Requirement => Would you transcribe the whole listing exactly, minus its pictures?

Records for processing =>

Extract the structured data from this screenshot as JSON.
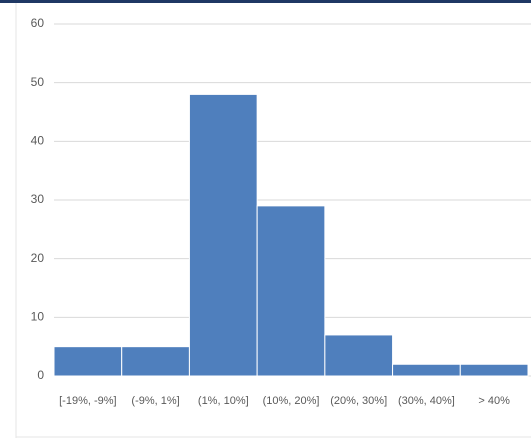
{
  "chart_data": {
    "type": "bar",
    "categories": [
      "[-19%, -9%]",
      "(-9%, 1%]",
      "(1%, 10%]",
      "(10%, 20%]",
      "(20%, 30%]",
      "(30%, 40%]",
      "> 40%"
    ],
    "values": [
      5,
      5,
      48,
      29,
      7,
      2,
      2
    ],
    "color": "#4f7fbd",
    "ylim": [
      0,
      60
    ],
    "yticks": [
      0,
      10,
      20,
      30,
      40,
      50,
      60
    ],
    "grid": true
  }
}
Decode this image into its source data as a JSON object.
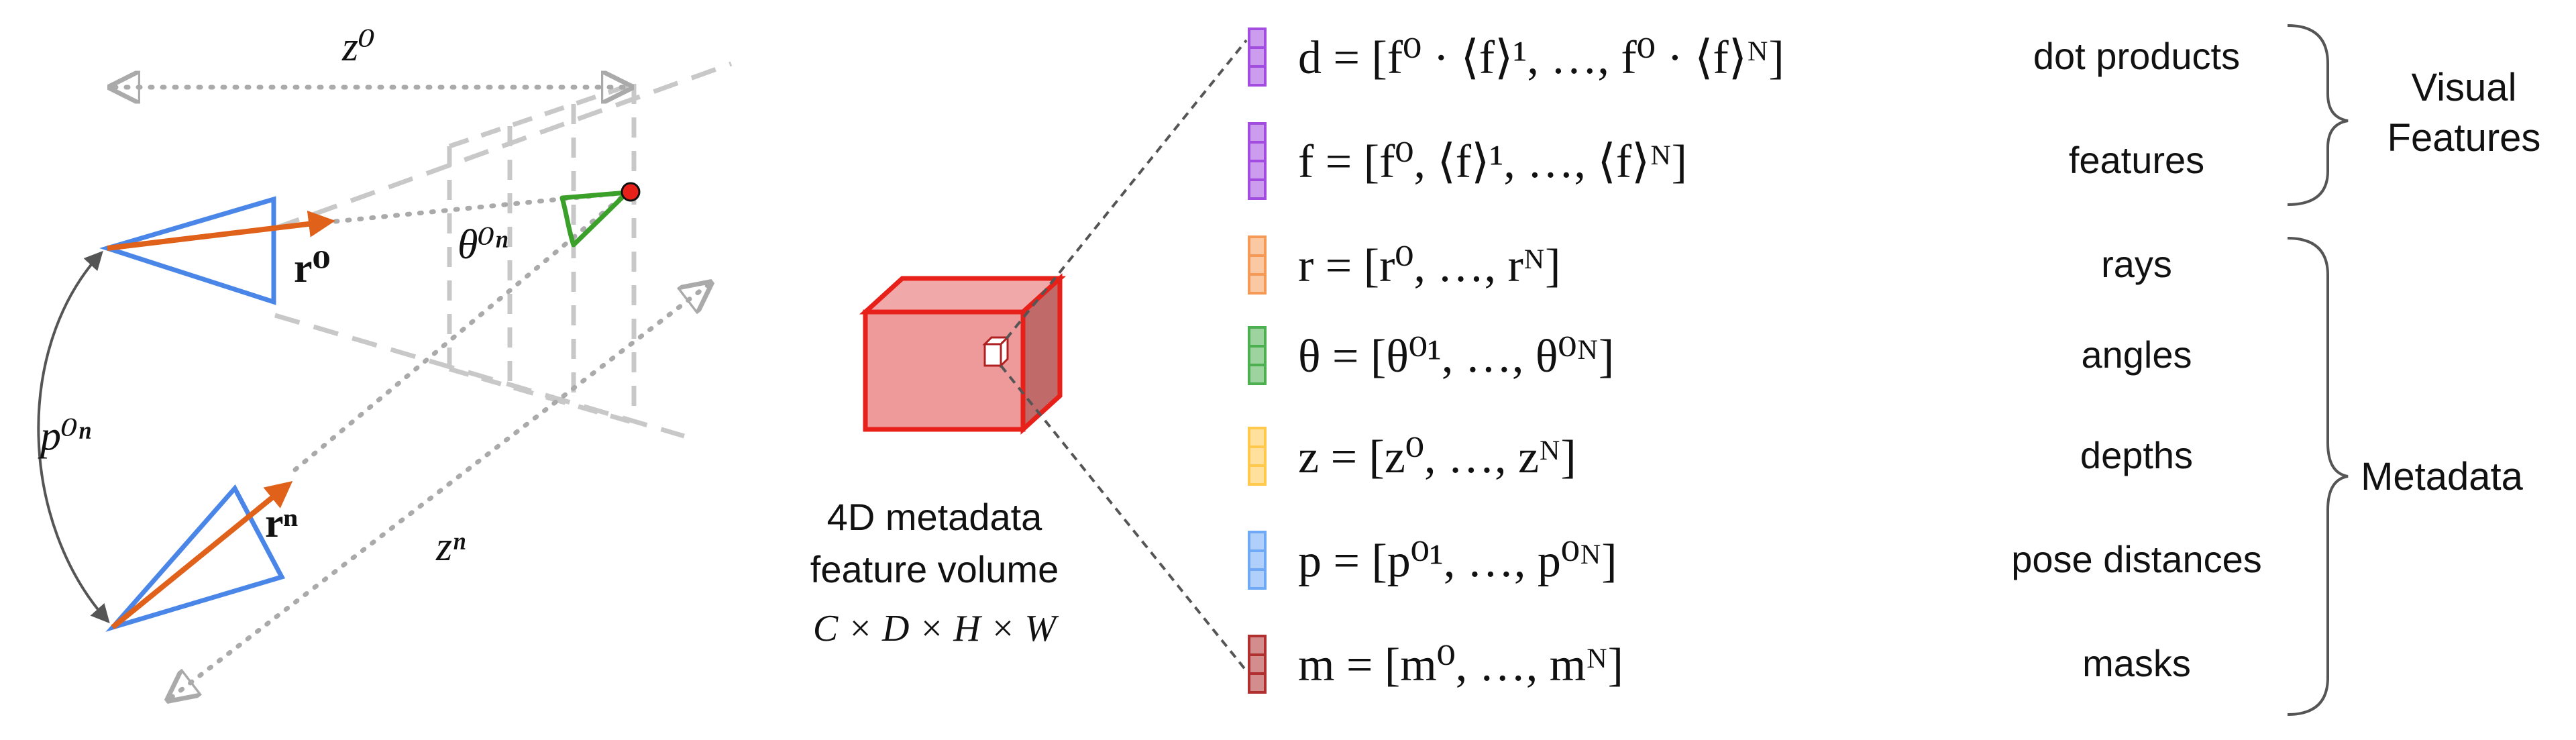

Answer to the task =>
Extract the structured data from this screenshot as JSON.
{
  "chart_data": {
    "type": "bar",
    "categories": [
      "[-19%, -9%]",
      "(-9%, 1%]",
      "(1%, 10%]",
      "(10%, 20%]",
      "(20%, 30%]",
      "(30%, 40%]",
      "> 40%"
    ],
    "values": [
      5,
      5,
      48,
      29,
      7,
      2,
      2
    ],
    "color": "#4f7fbd",
    "ylim": [
      0,
      60
    ],
    "yticks": [
      0,
      10,
      20,
      30,
      40,
      50,
      60
    ],
    "grid": true
  }
}
Decode this image into its source data as a JSON object.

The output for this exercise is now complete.